* What you need to do: Which lines have the string "name"? Copy all of them from the entries below.

* Data entries:
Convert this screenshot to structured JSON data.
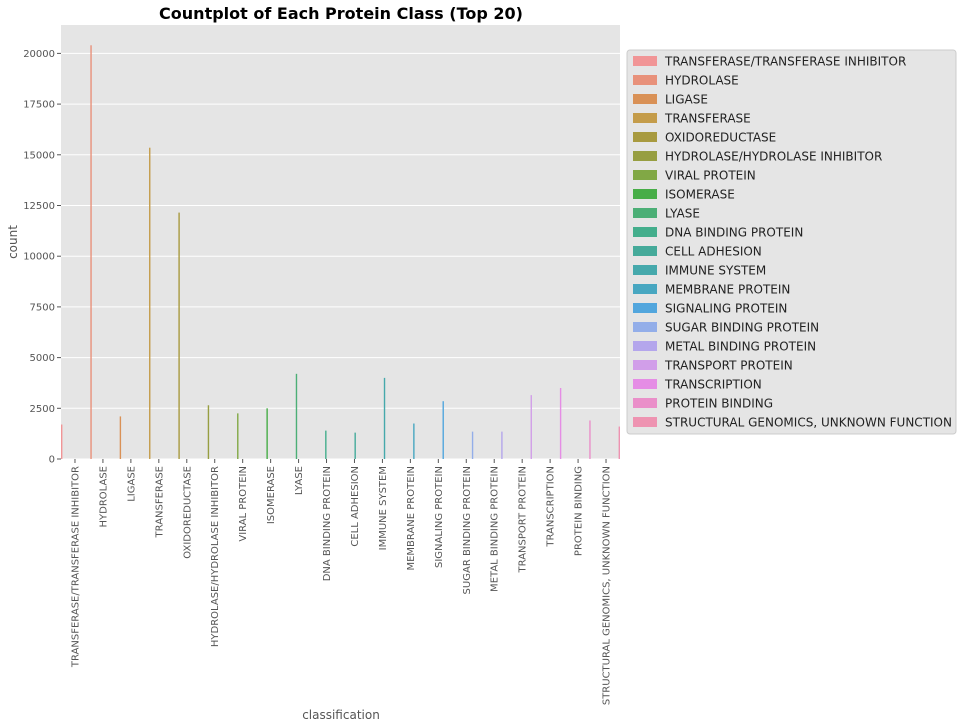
{
  "chart_data": {
    "type": "bar",
    "title": "Countplot of Each Protein Class (Top 20)",
    "xlabel": "classification",
    "ylabel": "count",
    "ylim": [
      0,
      21400
    ],
    "yticks": [
      0,
      2500,
      5000,
      7500,
      10000,
      12500,
      15000,
      17500,
      20000
    ],
    "grid": true,
    "legend_position": "right",
    "categories": [
      "TRANSFERASE/TRANSFERASE INHIBITOR",
      "HYDROLASE",
      "LIGASE",
      "TRANSFERASE",
      "OXIDOREDUCTASE",
      "HYDROLASE/HYDROLASE INHIBITOR",
      "VIRAL PROTEIN",
      "ISOMERASE",
      "LYASE",
      "DNA BINDING PROTEIN",
      "CELL ADHESION",
      "IMMUNE SYSTEM",
      "MEMBRANE PROTEIN",
      "SIGNALING PROTEIN",
      "SUGAR BINDING PROTEIN",
      "METAL BINDING PROTEIN",
      "TRANSPORT PROTEIN",
      "TRANSCRIPTION",
      "PROTEIN BINDING",
      "STRUCTURAL GENOMICS, UNKNOWN FUNCTION"
    ],
    "values": [
      1700,
      20400,
      2100,
      15350,
      12150,
      2650,
      2250,
      2500,
      4200,
      1400,
      1300,
      4000,
      1750,
      2850,
      1350,
      1350,
      3150,
      3500,
      1900,
      1600
    ],
    "colors": [
      "#f19596",
      "#e8917a",
      "#d99156",
      "#c49c4a",
      "#a89a3f",
      "#979e41",
      "#81a845",
      "#47ad47",
      "#4caf76",
      "#44ae8c",
      "#45aa9a",
      "#46a9ac",
      "#48a7c1",
      "#52a6dd",
      "#93aee9",
      "#b4a6ec",
      "#d19ee9",
      "#e58de5",
      "#ea8fc9",
      "#ee93b1"
    ]
  }
}
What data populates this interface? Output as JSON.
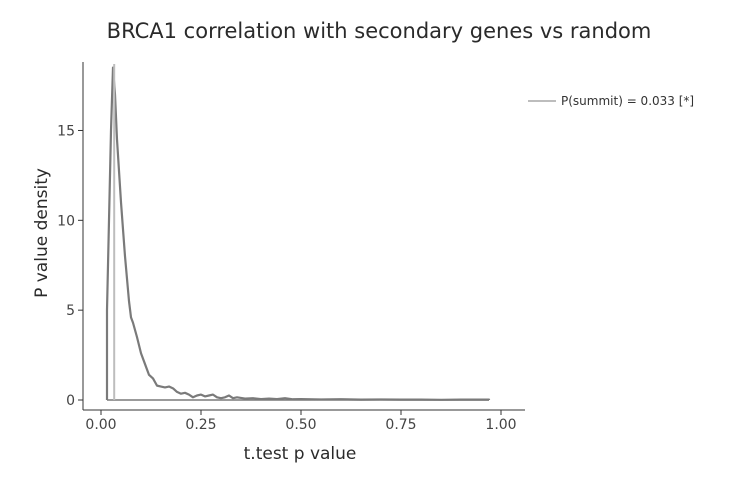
{
  "chart_data": {
    "type": "line",
    "title": "BRCA1 correlation with secondary genes vs random",
    "xlabel": "t.test p value",
    "ylabel": "P value density",
    "xlim": [
      0,
      1
    ],
    "ylim": [
      0,
      18.7
    ],
    "x_ticks": [
      0,
      0.25,
      0.5,
      0.75,
      1
    ],
    "x_tick_labels": [
      "0.00",
      "0.25",
      "0.50",
      "0.75",
      "1.00"
    ],
    "y_ticks": [
      0,
      5,
      10,
      15
    ],
    "y_tick_labels": [
      "0",
      "5",
      "10",
      "15"
    ],
    "grid": false,
    "legend_position": "top-right",
    "series": [
      {
        "kind": "density",
        "color": "#7a7a7a",
        "x": [
          0.015,
          0.015,
          0.02,
          0.025,
          0.03,
          0.035,
          0.04,
          0.05,
          0.06,
          0.07,
          0.075,
          0.08,
          0.09,
          0.1,
          0.11,
          0.12,
          0.13,
          0.14,
          0.15,
          0.16,
          0.17,
          0.18,
          0.19,
          0.2,
          0.21,
          0.22,
          0.23,
          0.24,
          0.25,
          0.26,
          0.27,
          0.28,
          0.29,
          0.3,
          0.31,
          0.32,
          0.33,
          0.34,
          0.36,
          0.38,
          0.4,
          0.42,
          0.44,
          0.46,
          0.48,
          0.5,
          0.55,
          0.6,
          0.65,
          0.7,
          0.75,
          0.8,
          0.85,
          0.9,
          0.97,
          0.97
        ],
        "y": [
          0,
          5,
          10,
          15,
          18.5,
          17,
          14.5,
          11,
          8,
          5.5,
          4.6,
          4.3,
          3.5,
          2.6,
          2,
          1.4,
          1.2,
          0.8,
          0.75,
          0.7,
          0.75,
          0.65,
          0.45,
          0.35,
          0.4,
          0.3,
          0.15,
          0.25,
          0.3,
          0.2,
          0.25,
          0.3,
          0.15,
          0.1,
          0.15,
          0.25,
          0.1,
          0.15,
          0.08,
          0.1,
          0.05,
          0.08,
          0.05,
          0.1,
          0.04,
          0.05,
          0.03,
          0.04,
          0.02,
          0.03,
          0.02,
          0.02,
          0.01,
          0.02,
          0.02,
          0
        ]
      },
      {
        "name": "P(summit) = 0.033 [*]",
        "kind": "vline",
        "color": "#bdbdbd",
        "x": [
          0.033,
          0.033
        ],
        "y": [
          0,
          18.7
        ]
      }
    ]
  }
}
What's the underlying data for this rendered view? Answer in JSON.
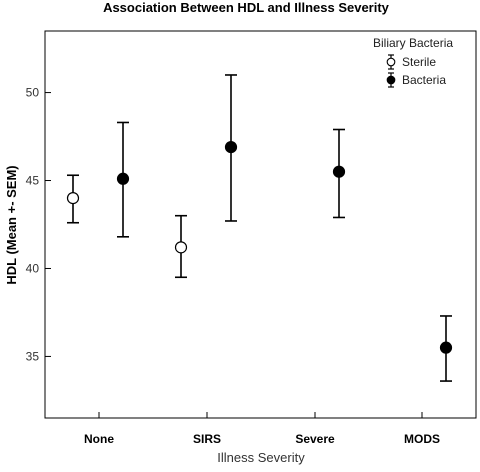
{
  "chart_data": {
    "type": "scatter",
    "title": "Association Between HDL and Illness Severity",
    "xlabel": "Illness Severity",
    "ylabel": "HDL (Mean +- SEM)",
    "categories": [
      "None",
      "SIRS",
      "Severe",
      "MODS"
    ],
    "ylim": [
      31.5,
      53.5
    ],
    "yticks": [
      35,
      40,
      45,
      50
    ],
    "grid": false,
    "legend": {
      "title": "Biliary Bacteria",
      "position": "top-right",
      "entries": [
        "Sterile",
        "Bacteria"
      ]
    },
    "series": [
      {
        "name": "Sterile",
        "marker": "open-circle",
        "points": [
          {
            "category": "None",
            "mean": 44.0,
            "low": 42.6,
            "high": 45.3
          },
          {
            "category": "SIRS",
            "mean": 41.2,
            "low": 39.5,
            "high": 43.0
          }
        ]
      },
      {
        "name": "Bacteria",
        "marker": "filled-circle",
        "points": [
          {
            "category": "None",
            "mean": 45.1,
            "low": 41.8,
            "high": 48.3
          },
          {
            "category": "SIRS",
            "mean": 46.9,
            "low": 42.7,
            "high": 51.0
          },
          {
            "category": "Severe",
            "mean": 45.5,
            "low": 42.9,
            "high": 47.9
          },
          {
            "category": "MODS",
            "mean": 35.5,
            "low": 33.6,
            "high": 37.3
          }
        ]
      }
    ]
  }
}
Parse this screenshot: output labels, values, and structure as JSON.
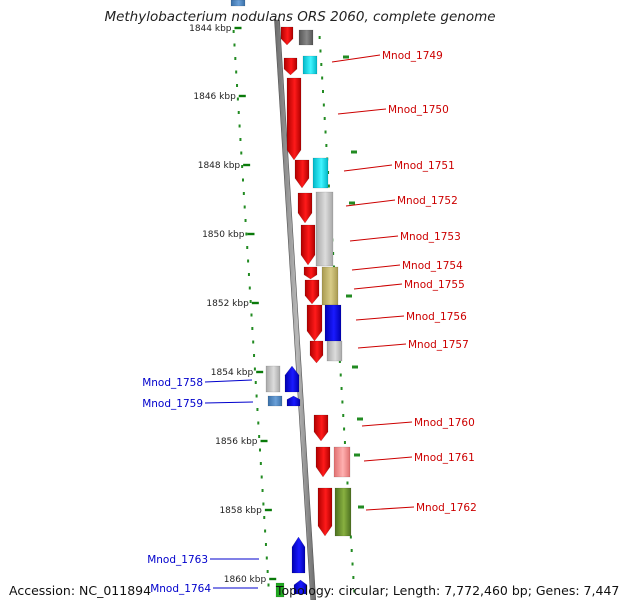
{
  "title": "Methylobacterium nodulans ORS 2060, complete genome",
  "footer": {
    "accession": "Accession: NC_011894",
    "summary": "Topology: circular; Length: 7,772,460 bp; Genes: 7,447"
  },
  "ticks": [
    "1844 kbp",
    "1846 kbp",
    "1848 kbp",
    "1850 kbp",
    "1852 kbp",
    "1854 kbp",
    "1856 kbp",
    "1858 kbp",
    "1860 kbp"
  ],
  "genes_right": [
    {
      "label": "Mnod_1749",
      "color": "#cc0000"
    },
    {
      "label": "Mnod_1750",
      "color": "#cc0000"
    },
    {
      "label": "Mnod_1751",
      "color": "#cc0000"
    },
    {
      "label": "Mnod_1752",
      "color": "#cc0000"
    },
    {
      "label": "Mnod_1753",
      "color": "#cc0000"
    },
    {
      "label": "Mnod_1754",
      "color": "#cc0000"
    },
    {
      "label": "Mnod_1755",
      "color": "#cc0000"
    },
    {
      "label": "Mnod_1756",
      "color": "#cc0000"
    },
    {
      "label": "Mnod_1757",
      "color": "#cc0000"
    },
    {
      "label": "Mnod_1760",
      "color": "#cc0000"
    },
    {
      "label": "Mnod_1761",
      "color": "#cc0000"
    },
    {
      "label": "Mnod_1762",
      "color": "#cc0000"
    }
  ],
  "genes_left": [
    {
      "label": "Mnod_1758",
      "color": "#0000cc"
    },
    {
      "label": "Mnod_1759",
      "color": "#0000cc"
    },
    {
      "label": "Mnod_1763",
      "color": "#0000cc"
    },
    {
      "label": "Mnod_1764",
      "color": "#0000cc"
    }
  ]
}
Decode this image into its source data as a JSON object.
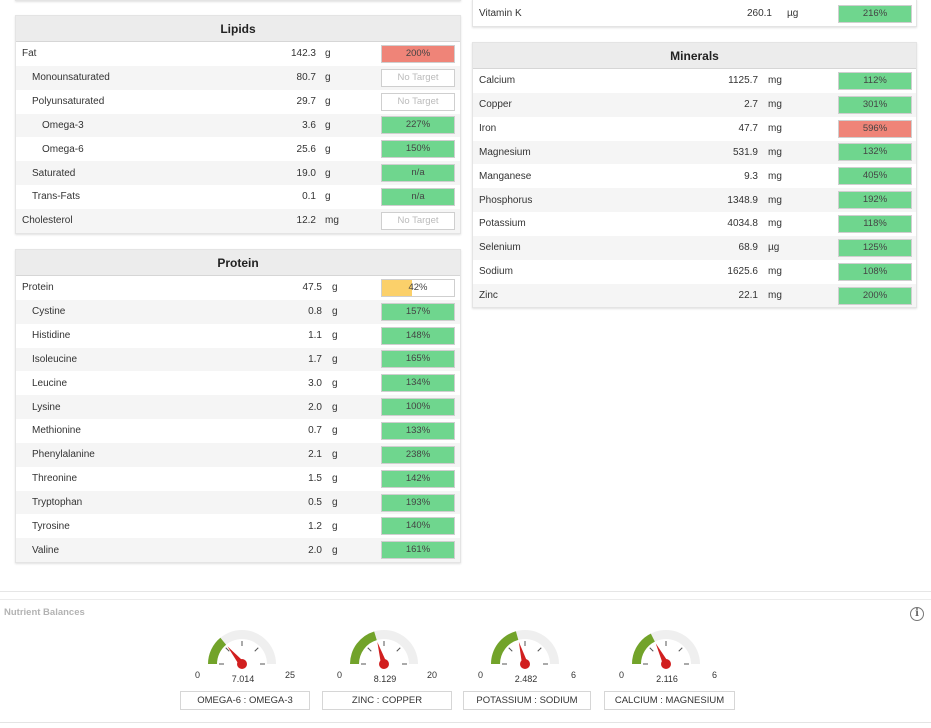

* Task result:
        "name": "P(summit) = 0.033 [*]",
        "name": "Sterile",
        "name": "Bacteria",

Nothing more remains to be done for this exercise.